··· Dataset records

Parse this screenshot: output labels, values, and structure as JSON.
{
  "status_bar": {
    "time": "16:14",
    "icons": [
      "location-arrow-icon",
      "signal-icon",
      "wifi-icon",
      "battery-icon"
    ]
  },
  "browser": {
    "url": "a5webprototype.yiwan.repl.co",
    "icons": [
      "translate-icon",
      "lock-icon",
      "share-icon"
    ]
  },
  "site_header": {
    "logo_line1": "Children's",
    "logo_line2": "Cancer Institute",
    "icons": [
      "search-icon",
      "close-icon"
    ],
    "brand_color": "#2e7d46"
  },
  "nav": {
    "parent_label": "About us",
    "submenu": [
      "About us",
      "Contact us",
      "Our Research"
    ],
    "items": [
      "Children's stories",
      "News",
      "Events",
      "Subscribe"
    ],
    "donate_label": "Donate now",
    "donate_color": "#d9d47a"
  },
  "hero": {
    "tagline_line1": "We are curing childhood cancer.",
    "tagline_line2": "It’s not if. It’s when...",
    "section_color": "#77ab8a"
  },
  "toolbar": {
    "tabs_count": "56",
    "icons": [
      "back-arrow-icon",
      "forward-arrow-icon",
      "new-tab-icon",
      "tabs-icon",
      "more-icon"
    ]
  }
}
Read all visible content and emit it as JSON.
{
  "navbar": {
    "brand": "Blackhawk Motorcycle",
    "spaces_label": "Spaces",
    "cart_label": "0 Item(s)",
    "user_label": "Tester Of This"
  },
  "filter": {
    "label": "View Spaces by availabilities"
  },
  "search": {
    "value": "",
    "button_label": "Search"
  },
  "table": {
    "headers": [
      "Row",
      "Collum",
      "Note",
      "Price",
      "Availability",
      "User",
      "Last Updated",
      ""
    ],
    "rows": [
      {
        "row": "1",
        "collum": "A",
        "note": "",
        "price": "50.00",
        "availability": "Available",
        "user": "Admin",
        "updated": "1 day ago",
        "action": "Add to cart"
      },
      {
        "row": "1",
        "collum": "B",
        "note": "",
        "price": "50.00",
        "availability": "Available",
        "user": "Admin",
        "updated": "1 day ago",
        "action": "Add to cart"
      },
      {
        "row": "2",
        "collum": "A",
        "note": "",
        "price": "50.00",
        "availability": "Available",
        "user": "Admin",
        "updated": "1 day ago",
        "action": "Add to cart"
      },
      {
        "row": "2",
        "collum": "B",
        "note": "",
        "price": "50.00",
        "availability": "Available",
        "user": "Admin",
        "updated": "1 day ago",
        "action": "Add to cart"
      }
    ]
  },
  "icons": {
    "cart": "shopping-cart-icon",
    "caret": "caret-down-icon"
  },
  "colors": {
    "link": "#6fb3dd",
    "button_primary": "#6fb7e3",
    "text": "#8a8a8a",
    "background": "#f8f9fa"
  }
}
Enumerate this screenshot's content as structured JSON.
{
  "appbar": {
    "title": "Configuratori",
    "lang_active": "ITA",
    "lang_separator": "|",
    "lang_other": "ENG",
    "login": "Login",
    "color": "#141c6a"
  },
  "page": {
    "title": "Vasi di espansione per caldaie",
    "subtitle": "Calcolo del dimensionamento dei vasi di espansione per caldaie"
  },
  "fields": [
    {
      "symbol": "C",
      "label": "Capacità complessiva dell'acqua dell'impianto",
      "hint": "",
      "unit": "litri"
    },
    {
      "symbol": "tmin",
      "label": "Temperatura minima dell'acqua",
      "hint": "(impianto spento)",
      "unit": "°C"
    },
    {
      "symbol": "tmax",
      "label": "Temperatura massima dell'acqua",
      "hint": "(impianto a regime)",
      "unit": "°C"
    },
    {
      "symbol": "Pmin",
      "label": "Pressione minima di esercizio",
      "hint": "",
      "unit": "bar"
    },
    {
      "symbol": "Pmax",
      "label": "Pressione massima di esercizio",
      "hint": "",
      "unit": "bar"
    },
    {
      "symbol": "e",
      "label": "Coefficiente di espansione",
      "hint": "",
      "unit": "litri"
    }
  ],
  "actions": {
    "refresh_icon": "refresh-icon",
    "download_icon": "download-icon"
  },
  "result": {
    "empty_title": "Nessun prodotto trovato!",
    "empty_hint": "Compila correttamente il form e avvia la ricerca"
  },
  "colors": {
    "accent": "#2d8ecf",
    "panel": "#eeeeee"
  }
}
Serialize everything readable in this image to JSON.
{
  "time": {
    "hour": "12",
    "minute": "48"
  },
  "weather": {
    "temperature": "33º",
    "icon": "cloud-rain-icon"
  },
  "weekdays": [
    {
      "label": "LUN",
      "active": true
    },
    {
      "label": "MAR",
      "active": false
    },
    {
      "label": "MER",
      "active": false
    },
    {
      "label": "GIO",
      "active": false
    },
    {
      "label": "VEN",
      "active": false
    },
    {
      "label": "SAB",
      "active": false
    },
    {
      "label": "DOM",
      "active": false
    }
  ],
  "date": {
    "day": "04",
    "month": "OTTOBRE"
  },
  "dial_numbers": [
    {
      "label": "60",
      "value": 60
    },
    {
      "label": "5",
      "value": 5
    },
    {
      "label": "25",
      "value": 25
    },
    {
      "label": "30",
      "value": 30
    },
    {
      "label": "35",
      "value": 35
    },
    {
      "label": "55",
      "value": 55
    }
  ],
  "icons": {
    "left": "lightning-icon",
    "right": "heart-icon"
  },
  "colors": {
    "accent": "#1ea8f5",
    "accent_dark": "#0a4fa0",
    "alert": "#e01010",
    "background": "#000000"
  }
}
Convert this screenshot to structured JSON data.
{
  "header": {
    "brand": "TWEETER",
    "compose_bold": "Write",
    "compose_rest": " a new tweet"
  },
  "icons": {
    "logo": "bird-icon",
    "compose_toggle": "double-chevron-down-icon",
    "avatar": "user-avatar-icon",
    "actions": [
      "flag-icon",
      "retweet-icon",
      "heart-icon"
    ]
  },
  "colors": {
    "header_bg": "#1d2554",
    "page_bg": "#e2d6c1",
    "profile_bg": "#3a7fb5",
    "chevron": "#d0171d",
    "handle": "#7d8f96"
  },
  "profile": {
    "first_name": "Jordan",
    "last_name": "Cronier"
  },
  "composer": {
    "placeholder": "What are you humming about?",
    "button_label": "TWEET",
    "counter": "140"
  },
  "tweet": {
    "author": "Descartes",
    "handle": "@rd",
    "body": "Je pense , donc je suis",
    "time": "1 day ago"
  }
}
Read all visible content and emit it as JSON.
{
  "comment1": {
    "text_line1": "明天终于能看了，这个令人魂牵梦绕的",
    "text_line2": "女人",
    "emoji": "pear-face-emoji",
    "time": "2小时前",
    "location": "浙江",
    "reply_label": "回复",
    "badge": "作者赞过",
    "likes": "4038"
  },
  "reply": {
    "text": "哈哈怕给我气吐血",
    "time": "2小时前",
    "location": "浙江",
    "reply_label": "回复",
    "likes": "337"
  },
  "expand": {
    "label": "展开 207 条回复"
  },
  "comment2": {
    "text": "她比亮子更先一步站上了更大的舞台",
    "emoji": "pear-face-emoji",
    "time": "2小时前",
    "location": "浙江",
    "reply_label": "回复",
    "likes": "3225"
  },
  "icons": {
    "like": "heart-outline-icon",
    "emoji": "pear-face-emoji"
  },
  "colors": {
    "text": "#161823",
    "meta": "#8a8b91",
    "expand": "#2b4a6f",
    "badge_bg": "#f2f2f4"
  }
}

······

### Written task
Reply with one number only: the count of lines in the entries that contain "screenshot".

### Task result
3